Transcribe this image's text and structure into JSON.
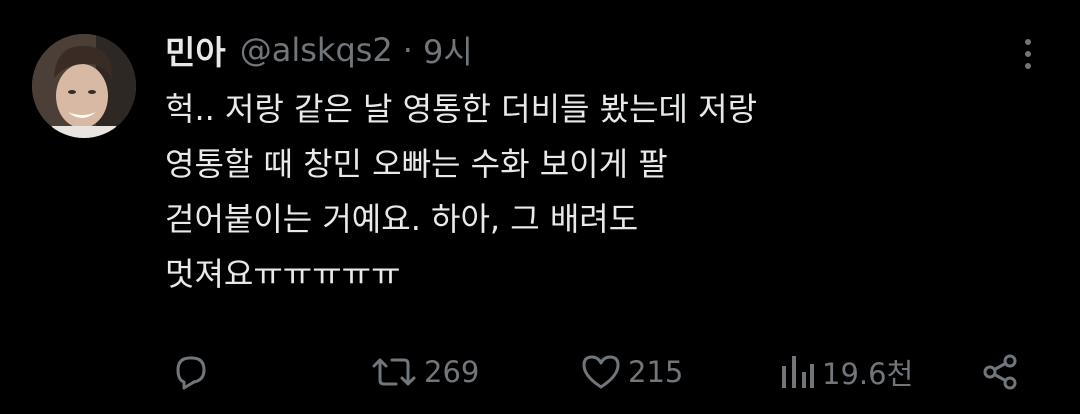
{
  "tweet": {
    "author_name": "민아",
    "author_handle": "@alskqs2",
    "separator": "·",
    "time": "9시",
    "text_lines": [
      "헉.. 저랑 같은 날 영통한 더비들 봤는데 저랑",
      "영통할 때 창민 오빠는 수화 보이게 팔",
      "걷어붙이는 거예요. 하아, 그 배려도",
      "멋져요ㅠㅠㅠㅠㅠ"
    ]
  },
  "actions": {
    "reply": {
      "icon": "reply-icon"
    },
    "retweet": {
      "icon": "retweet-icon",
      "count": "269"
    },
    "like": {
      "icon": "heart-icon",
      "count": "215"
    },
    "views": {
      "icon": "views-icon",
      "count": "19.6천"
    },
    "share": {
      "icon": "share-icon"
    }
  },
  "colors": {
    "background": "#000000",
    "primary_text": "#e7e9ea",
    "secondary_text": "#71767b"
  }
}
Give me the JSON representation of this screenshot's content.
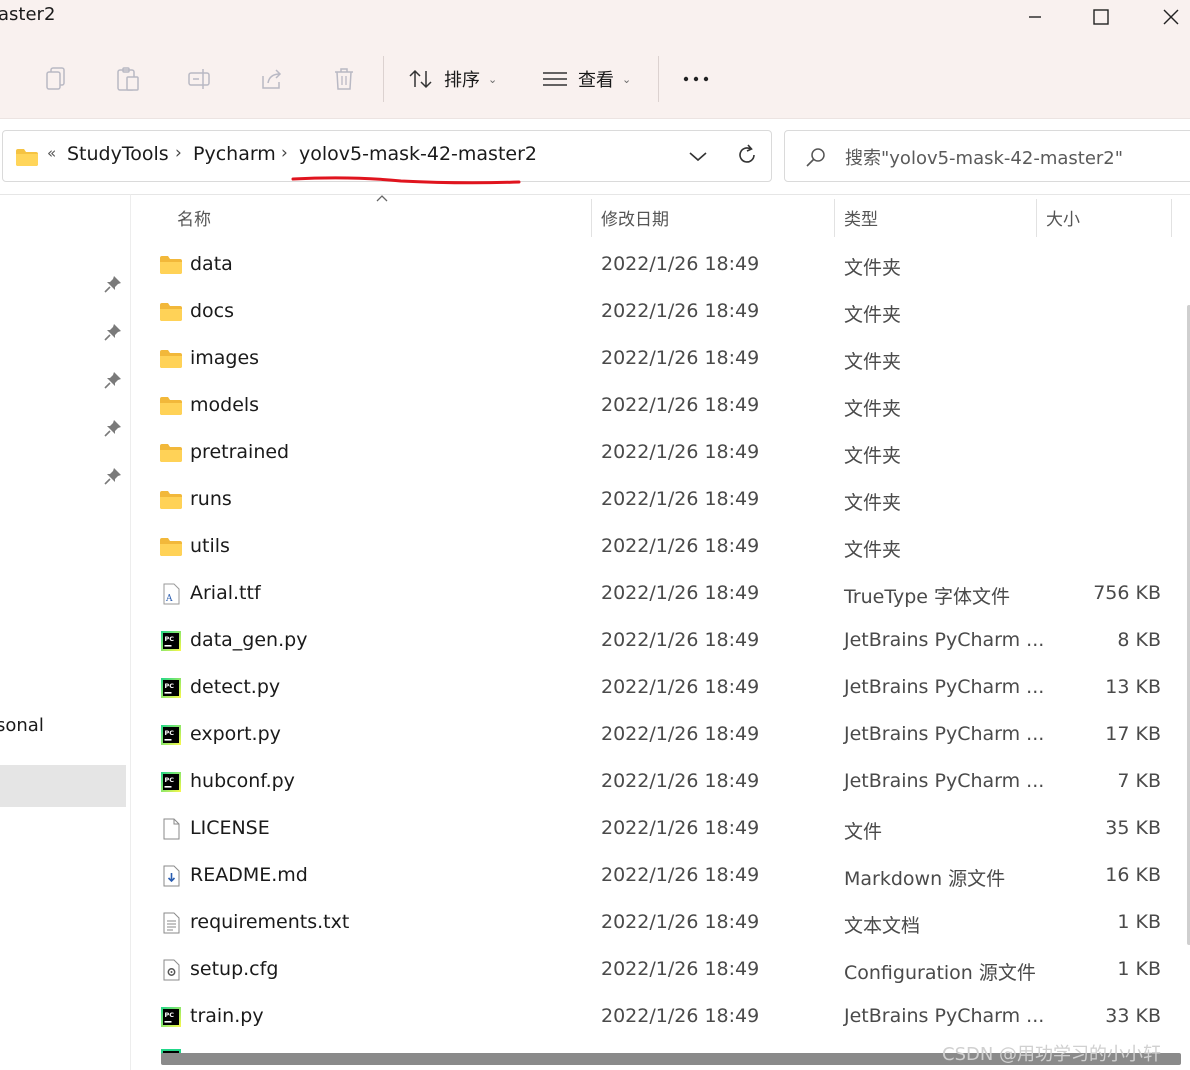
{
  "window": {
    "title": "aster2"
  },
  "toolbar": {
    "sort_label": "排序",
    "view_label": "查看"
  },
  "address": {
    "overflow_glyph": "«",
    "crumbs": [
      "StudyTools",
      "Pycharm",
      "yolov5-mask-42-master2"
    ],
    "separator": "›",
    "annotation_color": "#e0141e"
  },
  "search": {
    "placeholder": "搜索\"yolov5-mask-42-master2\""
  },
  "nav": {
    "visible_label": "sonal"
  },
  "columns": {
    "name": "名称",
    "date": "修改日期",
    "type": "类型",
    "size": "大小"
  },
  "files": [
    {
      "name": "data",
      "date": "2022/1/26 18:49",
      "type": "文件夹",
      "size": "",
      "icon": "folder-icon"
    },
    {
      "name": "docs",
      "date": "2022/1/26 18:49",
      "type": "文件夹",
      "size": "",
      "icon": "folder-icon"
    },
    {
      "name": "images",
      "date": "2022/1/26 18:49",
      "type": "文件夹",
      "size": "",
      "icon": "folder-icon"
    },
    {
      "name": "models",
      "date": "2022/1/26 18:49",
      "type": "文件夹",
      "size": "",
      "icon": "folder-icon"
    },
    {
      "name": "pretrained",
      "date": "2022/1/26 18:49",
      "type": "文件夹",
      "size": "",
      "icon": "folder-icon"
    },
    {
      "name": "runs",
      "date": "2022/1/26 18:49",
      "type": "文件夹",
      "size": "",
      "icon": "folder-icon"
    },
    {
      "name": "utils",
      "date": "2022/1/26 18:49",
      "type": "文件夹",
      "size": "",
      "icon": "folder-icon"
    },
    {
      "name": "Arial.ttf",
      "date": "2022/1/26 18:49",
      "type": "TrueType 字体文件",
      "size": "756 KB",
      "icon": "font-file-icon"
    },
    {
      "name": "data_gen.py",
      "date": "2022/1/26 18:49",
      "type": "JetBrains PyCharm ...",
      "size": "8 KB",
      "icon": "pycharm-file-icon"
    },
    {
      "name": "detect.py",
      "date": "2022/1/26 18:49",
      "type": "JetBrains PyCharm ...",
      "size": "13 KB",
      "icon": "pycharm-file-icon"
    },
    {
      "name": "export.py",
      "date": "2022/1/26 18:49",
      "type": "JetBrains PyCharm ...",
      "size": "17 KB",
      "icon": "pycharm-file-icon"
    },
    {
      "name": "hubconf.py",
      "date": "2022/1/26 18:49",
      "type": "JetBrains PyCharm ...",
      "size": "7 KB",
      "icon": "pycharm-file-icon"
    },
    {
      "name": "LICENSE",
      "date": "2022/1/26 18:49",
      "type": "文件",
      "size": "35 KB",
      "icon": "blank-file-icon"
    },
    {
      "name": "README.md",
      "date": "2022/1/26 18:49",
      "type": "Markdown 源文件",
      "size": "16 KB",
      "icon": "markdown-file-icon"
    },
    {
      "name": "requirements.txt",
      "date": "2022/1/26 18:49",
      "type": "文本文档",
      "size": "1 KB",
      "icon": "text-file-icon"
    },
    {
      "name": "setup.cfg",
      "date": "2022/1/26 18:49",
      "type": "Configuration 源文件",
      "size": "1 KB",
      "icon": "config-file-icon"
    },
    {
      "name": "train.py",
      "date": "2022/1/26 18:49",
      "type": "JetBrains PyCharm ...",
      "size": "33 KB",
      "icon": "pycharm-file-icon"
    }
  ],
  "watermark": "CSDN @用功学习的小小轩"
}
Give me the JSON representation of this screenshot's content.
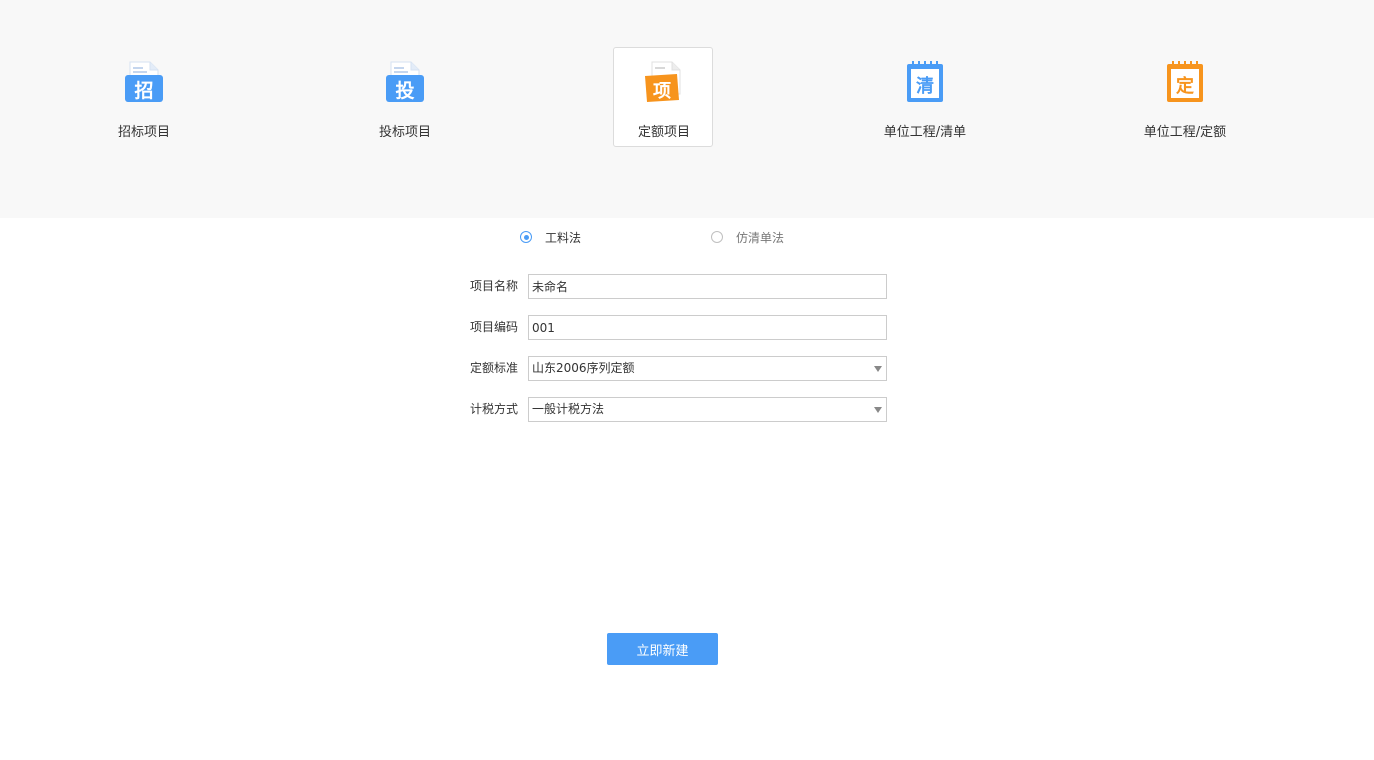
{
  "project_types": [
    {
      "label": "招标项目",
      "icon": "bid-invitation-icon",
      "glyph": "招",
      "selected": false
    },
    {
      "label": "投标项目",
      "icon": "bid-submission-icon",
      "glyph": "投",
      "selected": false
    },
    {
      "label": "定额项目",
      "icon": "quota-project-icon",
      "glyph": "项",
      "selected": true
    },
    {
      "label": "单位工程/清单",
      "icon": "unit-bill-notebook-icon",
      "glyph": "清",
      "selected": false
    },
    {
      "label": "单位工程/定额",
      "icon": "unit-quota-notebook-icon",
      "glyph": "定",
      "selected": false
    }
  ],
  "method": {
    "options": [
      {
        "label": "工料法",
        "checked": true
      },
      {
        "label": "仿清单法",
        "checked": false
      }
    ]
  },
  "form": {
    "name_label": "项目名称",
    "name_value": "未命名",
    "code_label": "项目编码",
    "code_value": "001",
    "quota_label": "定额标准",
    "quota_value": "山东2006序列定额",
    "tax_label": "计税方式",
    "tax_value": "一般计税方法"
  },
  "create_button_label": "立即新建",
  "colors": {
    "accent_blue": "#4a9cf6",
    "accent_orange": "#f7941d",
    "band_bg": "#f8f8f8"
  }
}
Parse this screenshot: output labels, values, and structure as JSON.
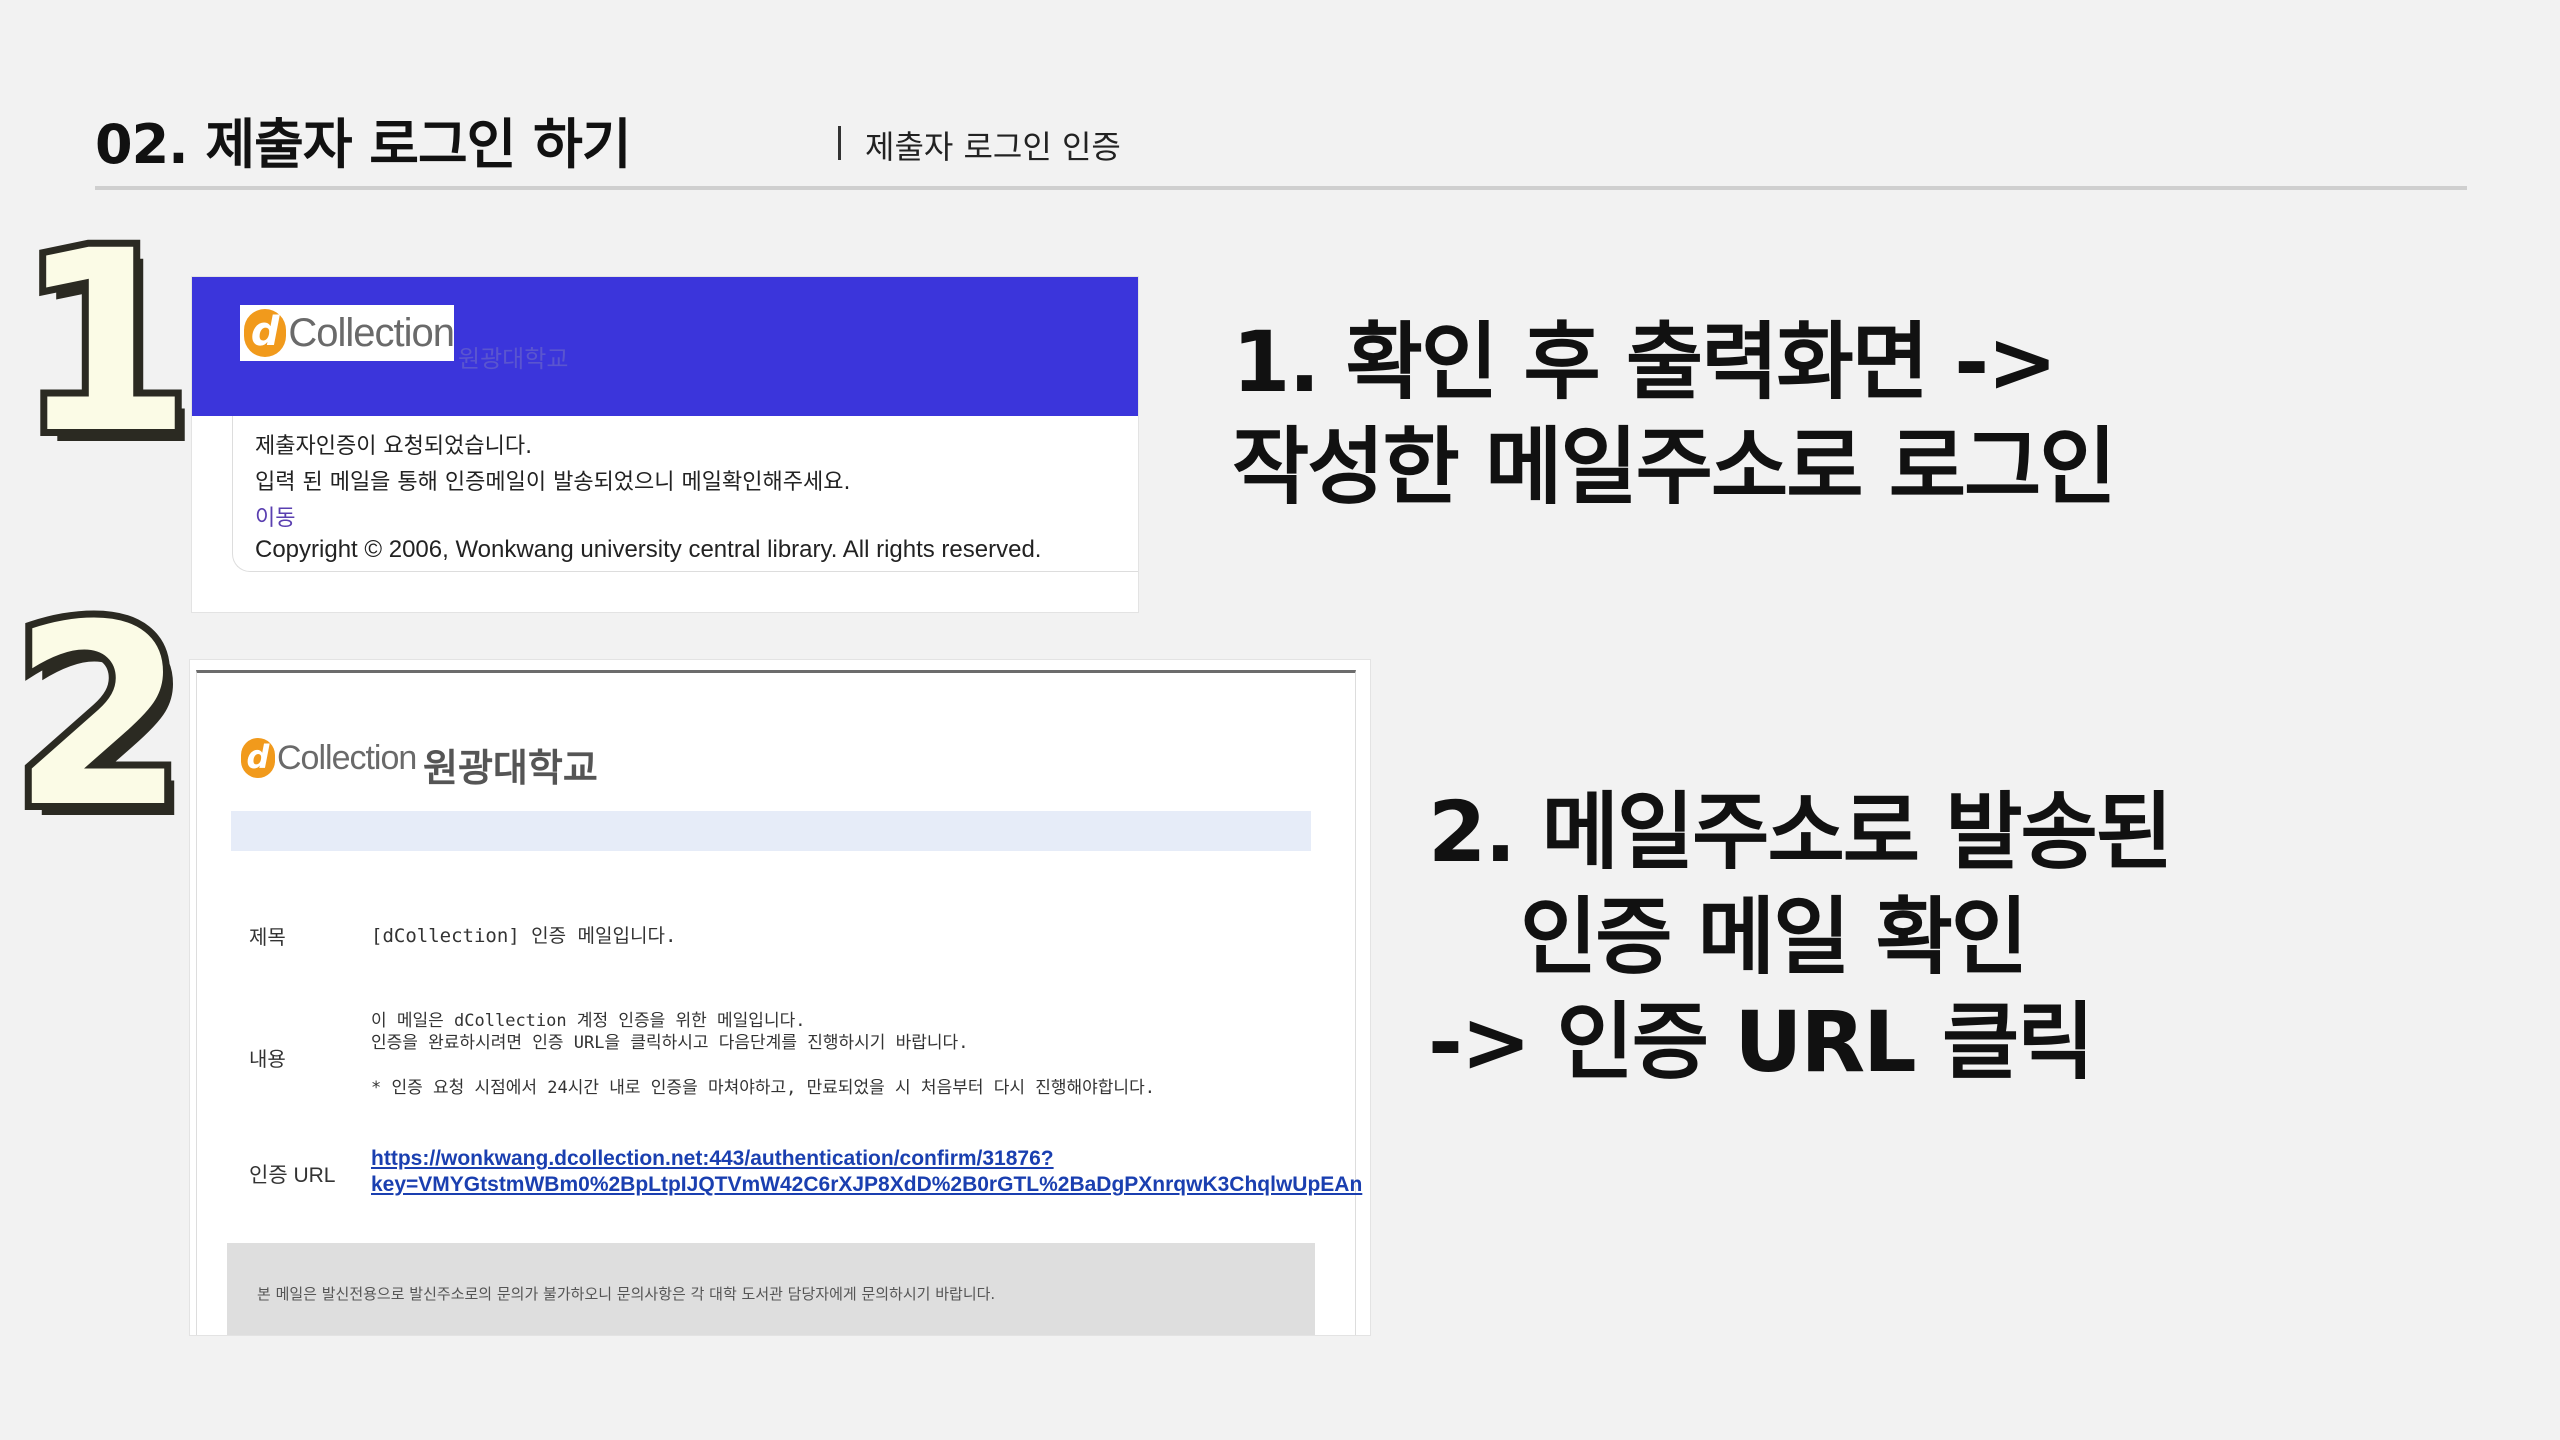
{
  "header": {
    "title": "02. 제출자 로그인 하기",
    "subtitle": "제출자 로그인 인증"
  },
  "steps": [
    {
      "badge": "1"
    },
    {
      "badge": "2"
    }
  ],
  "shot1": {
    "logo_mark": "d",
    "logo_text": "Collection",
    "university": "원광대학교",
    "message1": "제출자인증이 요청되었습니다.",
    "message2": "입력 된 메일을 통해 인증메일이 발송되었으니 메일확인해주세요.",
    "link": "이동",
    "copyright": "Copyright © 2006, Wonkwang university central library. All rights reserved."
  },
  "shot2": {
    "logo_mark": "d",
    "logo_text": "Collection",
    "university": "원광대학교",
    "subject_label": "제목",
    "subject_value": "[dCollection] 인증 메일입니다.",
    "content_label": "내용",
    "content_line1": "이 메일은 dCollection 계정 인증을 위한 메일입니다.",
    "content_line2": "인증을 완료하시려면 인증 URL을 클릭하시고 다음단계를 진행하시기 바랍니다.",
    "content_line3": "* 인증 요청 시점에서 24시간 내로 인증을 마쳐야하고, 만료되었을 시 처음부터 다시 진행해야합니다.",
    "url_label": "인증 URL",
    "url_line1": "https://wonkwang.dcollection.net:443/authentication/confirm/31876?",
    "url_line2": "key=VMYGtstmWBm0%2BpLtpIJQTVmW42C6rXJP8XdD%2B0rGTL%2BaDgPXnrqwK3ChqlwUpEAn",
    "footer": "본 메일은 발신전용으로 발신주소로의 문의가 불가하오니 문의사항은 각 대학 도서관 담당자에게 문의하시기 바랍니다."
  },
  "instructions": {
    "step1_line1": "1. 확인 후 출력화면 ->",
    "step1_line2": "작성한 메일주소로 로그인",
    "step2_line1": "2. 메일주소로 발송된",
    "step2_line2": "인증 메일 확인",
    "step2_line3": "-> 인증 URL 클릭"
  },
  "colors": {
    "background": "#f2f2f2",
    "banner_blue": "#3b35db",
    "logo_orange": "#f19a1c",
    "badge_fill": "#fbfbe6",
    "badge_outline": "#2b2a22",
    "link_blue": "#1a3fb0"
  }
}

* [Written request] Check each line above for the word "background", and copy the lines where it appears.

* [Solution]
    "background": "#000000",
    "background": "#f2f2f2",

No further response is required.